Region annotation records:
((

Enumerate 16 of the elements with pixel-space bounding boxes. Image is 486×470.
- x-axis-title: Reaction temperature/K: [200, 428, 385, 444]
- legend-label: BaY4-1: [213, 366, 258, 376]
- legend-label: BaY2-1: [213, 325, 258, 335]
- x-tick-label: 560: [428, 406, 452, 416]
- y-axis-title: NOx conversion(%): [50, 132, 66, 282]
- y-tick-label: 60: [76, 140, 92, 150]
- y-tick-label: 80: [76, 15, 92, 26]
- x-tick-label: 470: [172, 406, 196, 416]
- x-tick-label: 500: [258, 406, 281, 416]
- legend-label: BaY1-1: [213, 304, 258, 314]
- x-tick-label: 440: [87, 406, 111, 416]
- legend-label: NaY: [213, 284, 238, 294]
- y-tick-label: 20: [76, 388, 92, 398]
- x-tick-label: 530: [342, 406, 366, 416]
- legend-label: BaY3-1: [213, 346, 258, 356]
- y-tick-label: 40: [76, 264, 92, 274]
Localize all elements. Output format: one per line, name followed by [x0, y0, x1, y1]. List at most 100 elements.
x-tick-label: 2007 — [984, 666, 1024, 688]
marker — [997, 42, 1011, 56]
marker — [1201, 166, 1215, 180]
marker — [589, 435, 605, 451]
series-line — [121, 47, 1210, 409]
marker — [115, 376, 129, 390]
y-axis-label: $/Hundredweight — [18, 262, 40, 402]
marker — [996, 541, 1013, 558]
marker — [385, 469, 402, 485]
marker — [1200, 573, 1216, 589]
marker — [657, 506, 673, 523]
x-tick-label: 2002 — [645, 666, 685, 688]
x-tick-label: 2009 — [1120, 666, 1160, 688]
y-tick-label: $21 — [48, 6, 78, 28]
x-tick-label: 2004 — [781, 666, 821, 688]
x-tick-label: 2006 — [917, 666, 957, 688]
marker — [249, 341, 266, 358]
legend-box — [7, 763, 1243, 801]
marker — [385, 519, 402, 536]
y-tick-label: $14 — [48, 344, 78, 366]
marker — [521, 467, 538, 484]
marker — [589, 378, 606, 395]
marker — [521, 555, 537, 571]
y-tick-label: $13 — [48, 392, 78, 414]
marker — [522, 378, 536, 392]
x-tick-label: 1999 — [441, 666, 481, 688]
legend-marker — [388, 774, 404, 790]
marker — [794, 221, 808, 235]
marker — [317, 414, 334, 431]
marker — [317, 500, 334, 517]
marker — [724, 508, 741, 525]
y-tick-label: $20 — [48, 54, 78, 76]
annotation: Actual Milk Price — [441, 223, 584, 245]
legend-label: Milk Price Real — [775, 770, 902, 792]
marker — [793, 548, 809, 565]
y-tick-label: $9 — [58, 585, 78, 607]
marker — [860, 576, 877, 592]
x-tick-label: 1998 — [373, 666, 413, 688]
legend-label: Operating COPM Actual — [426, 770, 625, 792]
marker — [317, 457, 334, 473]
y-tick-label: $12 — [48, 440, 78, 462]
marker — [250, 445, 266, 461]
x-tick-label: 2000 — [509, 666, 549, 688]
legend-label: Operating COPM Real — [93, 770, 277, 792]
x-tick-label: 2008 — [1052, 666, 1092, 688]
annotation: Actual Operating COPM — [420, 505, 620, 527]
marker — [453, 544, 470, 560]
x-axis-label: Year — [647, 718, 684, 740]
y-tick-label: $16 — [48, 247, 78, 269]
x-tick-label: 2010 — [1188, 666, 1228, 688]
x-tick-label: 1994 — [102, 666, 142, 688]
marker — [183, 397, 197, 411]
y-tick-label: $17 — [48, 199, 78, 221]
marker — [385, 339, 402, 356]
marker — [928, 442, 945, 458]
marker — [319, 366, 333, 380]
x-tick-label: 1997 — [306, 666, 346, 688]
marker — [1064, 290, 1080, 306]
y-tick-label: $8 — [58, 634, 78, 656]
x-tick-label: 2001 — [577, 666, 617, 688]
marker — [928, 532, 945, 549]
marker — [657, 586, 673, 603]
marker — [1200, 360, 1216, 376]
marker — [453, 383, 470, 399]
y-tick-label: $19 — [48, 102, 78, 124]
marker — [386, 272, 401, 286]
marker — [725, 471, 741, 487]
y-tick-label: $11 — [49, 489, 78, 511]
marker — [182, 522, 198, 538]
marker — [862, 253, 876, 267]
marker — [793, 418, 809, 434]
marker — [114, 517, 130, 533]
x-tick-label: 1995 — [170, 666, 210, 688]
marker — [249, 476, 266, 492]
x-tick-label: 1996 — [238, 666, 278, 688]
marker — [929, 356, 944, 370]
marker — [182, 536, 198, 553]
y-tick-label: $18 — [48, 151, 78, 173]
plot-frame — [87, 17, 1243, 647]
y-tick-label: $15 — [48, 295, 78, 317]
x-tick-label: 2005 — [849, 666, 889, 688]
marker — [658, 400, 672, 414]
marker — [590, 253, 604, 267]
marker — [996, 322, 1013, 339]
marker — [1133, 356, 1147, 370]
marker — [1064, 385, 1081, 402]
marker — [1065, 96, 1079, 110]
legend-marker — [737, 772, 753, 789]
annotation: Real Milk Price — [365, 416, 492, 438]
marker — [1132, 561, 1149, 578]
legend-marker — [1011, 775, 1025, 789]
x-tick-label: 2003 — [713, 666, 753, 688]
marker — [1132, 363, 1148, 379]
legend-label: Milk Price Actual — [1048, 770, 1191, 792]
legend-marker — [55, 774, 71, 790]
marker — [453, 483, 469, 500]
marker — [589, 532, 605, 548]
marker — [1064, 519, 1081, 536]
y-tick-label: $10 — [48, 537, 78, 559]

))

• [WHAT YOU ARE ASKED TO DO] Return every line of the items above without any change.

• [FULL SOLUTION]
Enumerate 16 of the elements with pixel-space bounding boxes. Image is 486×470.
- x-axis-title: Reaction temperature/K: [200, 428, 385, 444]
- legend-label: BaY4-1: [213, 366, 258, 376]
- legend-label: BaY2-1: [213, 325, 258, 335]
- x-tick-label: 560: [428, 406, 452, 416]
- y-axis-title: NOx conversion(%): [50, 132, 66, 282]
- y-tick-label: 60: [76, 140, 92, 150]
- y-tick-label: 80: [76, 15, 92, 26]
- x-tick-label: 470: [172, 406, 196, 416]
- x-tick-label: 500: [258, 406, 281, 416]
- legend-label: BaY1-1: [213, 304, 258, 314]
- x-tick-label: 440: [87, 406, 111, 416]
- legend-label: NaY: [213, 284, 238, 294]
- y-tick-label: 20: [76, 388, 92, 398]
- x-tick-label: 530: [342, 406, 366, 416]
- legend-label: BaY3-1: [213, 346, 258, 356]
- y-tick-label: 40: [76, 264, 92, 274]
Localize all elements. Output format: one per line, name followed by [x0, y0, x1, y1]. List at most 100 elements.
x-tick-label: 2007 — [984, 666, 1024, 688]
marker — [997, 42, 1011, 56]
marker — [1201, 166, 1215, 180]
marker — [589, 435, 605, 451]
series-line — [121, 47, 1210, 409]
marker — [115, 376, 129, 390]
y-axis-label: $/Hundredweight — [18, 262, 40, 402]
marker — [996, 541, 1013, 558]
marker — [385, 469, 402, 485]
marker — [1200, 573, 1216, 589]
marker — [657, 506, 673, 523]
x-tick-label: 2002 — [645, 666, 685, 688]
x-tick-label: 2009 — [1120, 666, 1160, 688]
y-tick-label: $21 — [48, 6, 78, 28]
x-tick-label: 2004 — [781, 666, 821, 688]
x-tick-label: 2006 — [917, 666, 957, 688]
marker — [249, 341, 266, 358]
legend-box — [7, 763, 1243, 801]
marker — [385, 519, 402, 536]
y-tick-label: $14 — [48, 344, 78, 366]
marker — [521, 467, 538, 484]
marker — [589, 378, 606, 395]
marker — [521, 555, 537, 571]
y-tick-label: $13 — [48, 392, 78, 414]
marker — [522, 378, 536, 392]
x-tick-label: 1999 — [441, 666, 481, 688]
legend-marker — [388, 774, 404, 790]
marker — [794, 221, 808, 235]
marker — [317, 414, 334, 431]
marker — [317, 500, 334, 517]
marker — [724, 508, 741, 525]
y-tick-label: $20 — [48, 54, 78, 76]
annotation: Actual Milk Price — [441, 223, 584, 245]
legend-label: Milk Price Real — [775, 770, 902, 792]
marker — [793, 548, 809, 565]
y-tick-label: $9 — [58, 585, 78, 607]
marker — [860, 576, 877, 592]
x-tick-label: 1998 — [373, 666, 413, 688]
legend-label: Operating COPM Actual — [426, 770, 625, 792]
marker — [317, 457, 334, 473]
y-tick-label: $12 — [48, 440, 78, 462]
marker — [250, 445, 266, 461]
x-tick-label: 2000 — [509, 666, 549, 688]
legend-label: Operating COPM Real — [93, 770, 277, 792]
x-tick-label: 2008 — [1052, 666, 1092, 688]
annotation: Actual Operating COPM — [420, 505, 620, 527]
marker — [453, 544, 470, 560]
x-axis-label: Year — [647, 718, 684, 740]
y-tick-label: $16 — [48, 247, 78, 269]
x-tick-label: 2010 — [1188, 666, 1228, 688]
x-tick-label: 1994 — [102, 666, 142, 688]
marker — [183, 397, 197, 411]
y-tick-label: $17 — [48, 199, 78, 221]
marker — [385, 339, 402, 356]
marker — [928, 442, 945, 458]
marker — [319, 366, 333, 380]
x-tick-label: 1997 — [306, 666, 346, 688]
marker — [1064, 290, 1080, 306]
y-tick-label: $8 — [58, 634, 78, 656]
x-tick-label: 2001 — [577, 666, 617, 688]
marker — [928, 532, 945, 549]
marker — [657, 586, 673, 603]
marker — [1200, 360, 1216, 376]
marker — [453, 383, 470, 399]
y-tick-label: $19 — [48, 102, 78, 124]
marker — [386, 272, 401, 286]
marker — [725, 471, 741, 487]
y-tick-label: $11 — [49, 489, 78, 511]
marker — [182, 522, 198, 538]
marker — [862, 253, 876, 267]
marker — [793, 418, 809, 434]
marker — [114, 517, 130, 533]
x-tick-label: 1995 — [170, 666, 210, 688]
marker — [249, 476, 266, 492]
x-tick-label: 1996 — [238, 666, 278, 688]
marker — [929, 356, 944, 370]
marker — [182, 536, 198, 553]
y-tick-label: $18 — [48, 151, 78, 173]
plot-frame — [87, 17, 1243, 647]
y-tick-label: $15 — [48, 295, 78, 317]
x-tick-label: 2005 — [849, 666, 889, 688]
marker — [658, 400, 672, 414]
marker — [590, 253, 604, 267]
marker — [996, 322, 1013, 339]
marker — [1133, 356, 1147, 370]
marker — [1064, 385, 1081, 402]
marker — [1065, 96, 1079, 110]
legend-marker — [737, 772, 753, 789]
annotation: Real Milk Price — [365, 416, 492, 438]
marker — [1132, 561, 1149, 578]
legend-marker — [1011, 775, 1025, 789]
x-tick-label: 2003 — [713, 666, 753, 688]
marker — [1132, 363, 1148, 379]
legend-label: Milk Price Actual — [1048, 770, 1191, 792]
legend-marker — [55, 774, 71, 790]
marker — [453, 483, 469, 500]
marker — [589, 532, 605, 548]
marker — [1064, 519, 1081, 536]
y-tick-label: $10 — [48, 537, 78, 559]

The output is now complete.